— START Data to process —

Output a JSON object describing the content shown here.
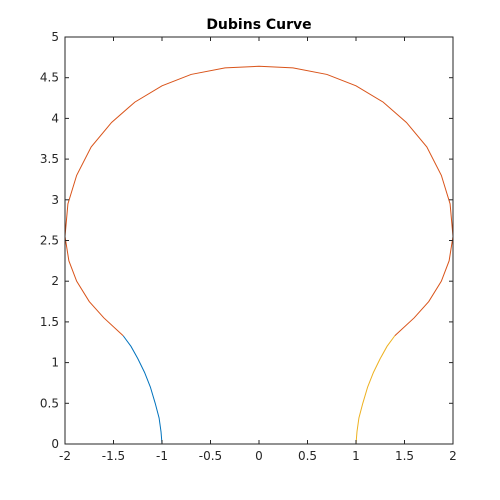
{
  "chart_data": {
    "type": "line",
    "title": "Dubins Curve",
    "xlabel": "",
    "ylabel": "",
    "xlim": [
      -2,
      2
    ],
    "ylim": [
      0,
      5
    ],
    "grid": false,
    "box": true,
    "x_ticks": [
      -2,
      -1.5,
      -1,
      -0.5,
      0,
      0.5,
      1,
      1.5,
      2
    ],
    "x_tick_labels": [
      "-2",
      "-1.5",
      "-1",
      "-0.5",
      "0",
      "0.5",
      "1",
      "1.5",
      "2"
    ],
    "y_ticks": [
      0,
      0.5,
      1,
      1.5,
      2,
      2.5,
      3,
      3.5,
      4,
      4.5,
      5
    ],
    "y_tick_labels": [
      "0",
      "0.5",
      "1",
      "1.5",
      "2",
      "2.5",
      "3",
      "3.5",
      "4",
      "4.5",
      "5"
    ],
    "series": [
      {
        "color": "#0072BD",
        "x": [
          -1.0,
          -1.01,
          -1.03,
          -1.07,
          -1.12,
          -1.18,
          -1.25,
          -1.32,
          -1.4
        ],
        "y": [
          0.0,
          0.15,
          0.32,
          0.5,
          0.7,
          0.88,
          1.05,
          1.2,
          1.33
        ]
      },
      {
        "color": "#D95319",
        "x": [
          -1.4,
          -1.6,
          -1.75,
          -1.88,
          -1.96,
          -2.0,
          -1.97,
          -1.88,
          -1.73,
          -1.52,
          -1.28,
          -1.0,
          -0.7,
          -0.35,
          0.0,
          0.35,
          0.7,
          1.0,
          1.28,
          1.52,
          1.73,
          1.88,
          1.97,
          2.0,
          1.96,
          1.88,
          1.75,
          1.6,
          1.4
        ],
        "y": [
          1.33,
          1.55,
          1.75,
          2.0,
          2.25,
          2.55,
          2.95,
          3.3,
          3.65,
          3.95,
          4.2,
          4.4,
          4.54,
          4.62,
          4.64,
          4.62,
          4.54,
          4.4,
          4.2,
          3.95,
          3.65,
          3.3,
          2.95,
          2.55,
          2.25,
          2.0,
          1.75,
          1.55,
          1.33
        ]
      },
      {
        "color": "#EDB120",
        "x": [
          1.4,
          1.32,
          1.25,
          1.18,
          1.12,
          1.07,
          1.03,
          1.01,
          1.0
        ],
        "y": [
          1.33,
          1.2,
          1.05,
          0.88,
          0.7,
          0.5,
          0.32,
          0.15,
          0.0
        ]
      }
    ]
  }
}
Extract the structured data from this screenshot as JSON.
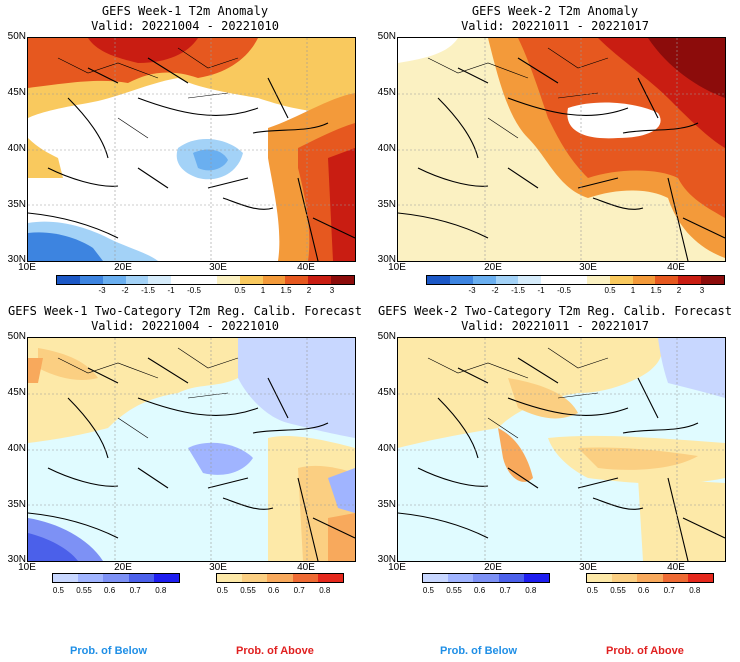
{
  "colors": {
    "sea_prob": "#e0fbff",
    "below_palette": [
      "#c8d7ff",
      "#a0b4ff",
      "#7d91f5",
      "#4b60ea",
      "#1e1ef0"
    ],
    "above_palette": [
      "#fde9a8",
      "#fbcf82",
      "#f8a95c",
      "#ef6b34",
      "#e5281c"
    ],
    "anomaly_palette": [
      "#1c58c6",
      "#3d84e0",
      "#6aaff0",
      "#a3d2f7",
      "#d6ecfb",
      "#ffffff",
      "#ffffff",
      "#fbf1c2",
      "#f9c95e",
      "#f39a3a",
      "#e6581f",
      "#c91d12",
      "#8c0c0b"
    ],
    "label_below": "#1f8fe6",
    "label_above": "#e02020"
  },
  "panels": [
    {
      "title": "GEFS Week-1 T2m Anomaly",
      "valid": "Valid: 20221004 - 20221010"
    },
    {
      "title": "GEFS Week-2 T2m Anomaly",
      "valid": "Valid: 20221011 - 20221017"
    },
    {
      "title": "GEFS Week-1 Two-Category T2m Reg. Calib. Forecast",
      "valid": "Valid: 20221004 - 20221010"
    },
    {
      "title": "GEFS Week-2 Two-Category T2m Reg. Calib. Forecast",
      "valid": "Valid: 20221011 - 20221017"
    }
  ],
  "axes": {
    "lat_labels": [
      "50N",
      "45N",
      "40N",
      "35N",
      "30N"
    ],
    "lon_labels": [
      "10E",
      "20E",
      "30E",
      "40E"
    ]
  },
  "anomaly_scale": [
    "-3",
    "-2",
    "-1.5",
    "-1",
    "-0.5",
    "0.5",
    "1",
    "1.5",
    "2",
    "3"
  ],
  "prob_scale": [
    "0.5",
    "0.55",
    "0.6",
    "0.7",
    "0.8"
  ],
  "prob_labels": {
    "below": "Prob. of Below",
    "above": "Prob. of Above"
  }
}
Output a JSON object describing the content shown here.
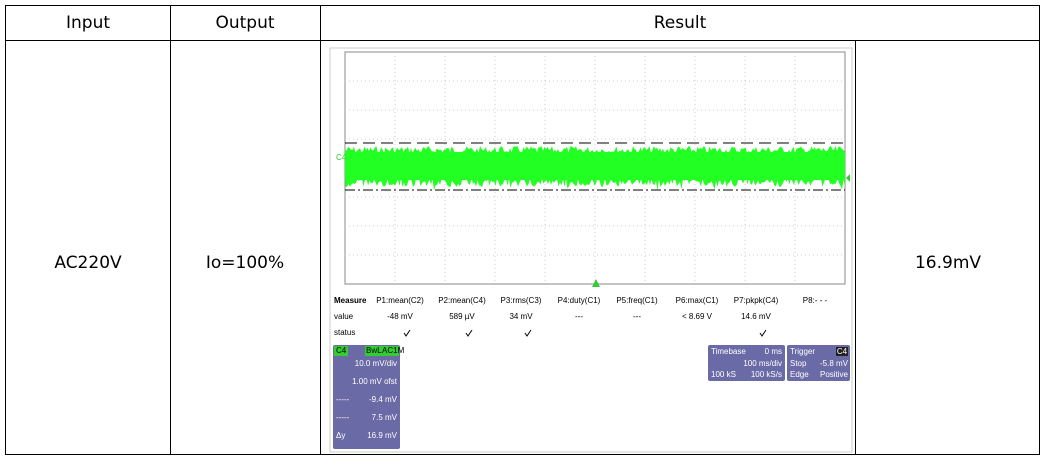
{
  "table": {
    "header": [
      "Input",
      "Output",
      "Result"
    ],
    "rows": [
      [
        "AC220V",
        "Io=100%",
        "16.9mV"
      ]
    ]
  },
  "scope": {
    "channel_label": "C4",
    "measure": {
      "headers": [
        "Measure",
        "P1:mean(C2)",
        "P2:mean(C4)",
        "P3:rms(C3)",
        "P4:duty(C1)",
        "P5:freq(C1)",
        "P6:max(C1)",
        "P7:pkpk(C4)",
        "P8:- - -"
      ],
      "values": [
        "value",
        "-48 mV",
        "589 µV",
        "34 mV",
        "---",
        "---",
        "< 8.69 V",
        "14.6 mV"
      ],
      "status": "status"
    },
    "channel_box": {
      "name": "C4",
      "bandwidth": "BwL",
      "coupling": "AC1M",
      "lines": [
        [
          "",
          "10.0 mV/div"
        ],
        [
          "",
          "1.00 mV ofst"
        ],
        [
          "-----",
          "-9.4 mV"
        ],
        [
          "-----",
          "7.5 mV"
        ],
        [
          "Δy",
          "16.9 mV"
        ]
      ]
    },
    "timebase": {
      "title": "Timebase",
      "delay": "0 ms",
      "scale": "100 ms/div",
      "samples": "100 kS",
      "rate": "100 kS/s"
    },
    "trigger": {
      "title": "Trigger",
      "channel": "C4",
      "mode": "Stop",
      "level": "-5.8 mV",
      "type": "Edge",
      "slope": "Positive"
    }
  }
}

— END Data to process —

Write out again every line above exactly as given; the pictures do not belong in the copy.

Output a JSON object describing the content shown here.
{
  "chart_data": {
    "type": "line",
    "title": "Dubins Curve",
    "xlabel": "",
    "ylabel": "",
    "xlim": [
      -2,
      2
    ],
    "ylim": [
      0,
      5
    ],
    "grid": false,
    "box": true,
    "x_ticks": [
      -2,
      -1.5,
      -1,
      -0.5,
      0,
      0.5,
      1,
      1.5,
      2
    ],
    "x_tick_labels": [
      "-2",
      "-1.5",
      "-1",
      "-0.5",
      "0",
      "0.5",
      "1",
      "1.5",
      "2"
    ],
    "y_ticks": [
      0,
      0.5,
      1,
      1.5,
      2,
      2.5,
      3,
      3.5,
      4,
      4.5,
      5
    ],
    "y_tick_labels": [
      "0",
      "0.5",
      "1",
      "1.5",
      "2",
      "2.5",
      "3",
      "3.5",
      "4",
      "4.5",
      "5"
    ],
    "series": [
      {
        "color": "#0072BD",
        "x": [
          -1.0,
          -1.01,
          -1.03,
          -1.07,
          -1.12,
          -1.18,
          -1.25,
          -1.32,
          -1.4
        ],
        "y": [
          0.0,
          0.15,
          0.32,
          0.5,
          0.7,
          0.88,
          1.05,
          1.2,
          1.33
        ]
      },
      {
        "color": "#D95319",
        "x": [
          -1.4,
          -1.6,
          -1.75,
          -1.88,
          -1.96,
          -2.0,
          -1.97,
          -1.88,
          -1.73,
          -1.52,
          -1.28,
          -1.0,
          -0.7,
          -0.35,
          0.0,
          0.35,
          0.7,
          1.0,
          1.28,
          1.52,
          1.73,
          1.88,
          1.97,
          2.0,
          1.96,
          1.88,
          1.75,
          1.6,
          1.4
        ],
        "y": [
          1.33,
          1.55,
          1.75,
          2.0,
          2.25,
          2.55,
          2.95,
          3.3,
          3.65,
          3.95,
          4.2,
          4.4,
          4.54,
          4.62,
          4.64,
          4.62,
          4.54,
          4.4,
          4.2,
          3.95,
          3.65,
          3.3,
          2.95,
          2.55,
          2.25,
          2.0,
          1.75,
          1.55,
          1.33
        ]
      },
      {
        "color": "#EDB120",
        "x": [
          1.4,
          1.32,
          1.25,
          1.18,
          1.12,
          1.07,
          1.03,
          1.01,
          1.0
        ],
        "y": [
          1.33,
          1.2,
          1.05,
          0.88,
          0.7,
          0.5,
          0.32,
          0.15,
          0.0
        ]
      }
    ]
  }
}
Extract the structured data from this screenshot as JSON.
{
  "colors": {
    "sea_prob": "#e0fbff",
    "below_palette": [
      "#c8d7ff",
      "#a0b4ff",
      "#7d91f5",
      "#4b60ea",
      "#1e1ef0"
    ],
    "above_palette": [
      "#fde9a8",
      "#fbcf82",
      "#f8a95c",
      "#ef6b34",
      "#e5281c"
    ],
    "anomaly_palette": [
      "#1c58c6",
      "#3d84e0",
      "#6aaff0",
      "#a3d2f7",
      "#d6ecfb",
      "#ffffff",
      "#ffffff",
      "#fbf1c2",
      "#f9c95e",
      "#f39a3a",
      "#e6581f",
      "#c91d12",
      "#8c0c0b"
    ],
    "label_below": "#1f8fe6",
    "label_above": "#e02020"
  },
  "panels": [
    {
      "title": "GEFS Week-1 T2m Anomaly",
      "valid": "Valid: 20221004 - 20221010"
    },
    {
      "title": "GEFS Week-2 T2m Anomaly",
      "valid": "Valid: 20221011 - 20221017"
    },
    {
      "title": "GEFS Week-1 Two-Category T2m Reg. Calib. Forecast",
      "valid": "Valid: 20221004 - 20221010"
    },
    {
      "title": "GEFS Week-2 Two-Category T2m Reg. Calib. Forecast",
      "valid": "Valid: 20221011 - 20221017"
    }
  ],
  "axes": {
    "lat_labels": [
      "50N",
      "45N",
      "40N",
      "35N",
      "30N"
    ],
    "lon_labels": [
      "10E",
      "20E",
      "30E",
      "40E"
    ]
  },
  "anomaly_scale": [
    "-3",
    "-2",
    "-1.5",
    "-1",
    "-0.5",
    "0.5",
    "1",
    "1.5",
    "2",
    "3"
  ],
  "prob_scale": [
    "0.5",
    "0.55",
    "0.6",
    "0.7",
    "0.8"
  ],
  "prob_labels": {
    "below": "Prob. of Below",
    "above": "Prob. of Above"
  }
}
Output a JSON object describing the content shown here.
{
  "table": {
    "header": [
      "Input",
      "Output",
      "Result"
    ],
    "rows": [
      [
        "AC220V",
        "Io=100%",
        "16.9mV"
      ]
    ]
  },
  "scope": {
    "channel_label": "C4",
    "measure": {
      "headers": [
        "Measure",
        "P1:mean(C2)",
        "P2:mean(C4)",
        "P3:rms(C3)",
        "P4:duty(C1)",
        "P5:freq(C1)",
        "P6:max(C1)",
        "P7:pkpk(C4)",
        "P8:- - -"
      ],
      "values": [
        "value",
        "-48 mV",
        "589 µV",
        "34 mV",
        "---",
        "---",
        "< 8.69 V",
        "14.6 mV"
      ],
      "status": "status"
    },
    "channel_box": {
      "name": "C4",
      "bandwidth": "BwL",
      "coupling": "AC1M",
      "lines": [
        [
          "",
          "10.0 mV/div"
        ],
        [
          "",
          "1.00 mV ofst"
        ],
        [
          "-----",
          "-9.4 mV"
        ],
        [
          "-----",
          "7.5 mV"
        ],
        [
          "Δy",
          "16.9 mV"
        ]
      ]
    },
    "timebase": {
      "title": "Timebase",
      "delay": "0 ms",
      "scale": "100 ms/div",
      "samples": "100 kS",
      "rate": "100 kS/s"
    },
    "trigger": {
      "title": "Trigger",
      "channel": "C4",
      "mode": "Stop",
      "level": "-5.8 mV",
      "type": "Edge",
      "slope": "Positive"
    }
  }
}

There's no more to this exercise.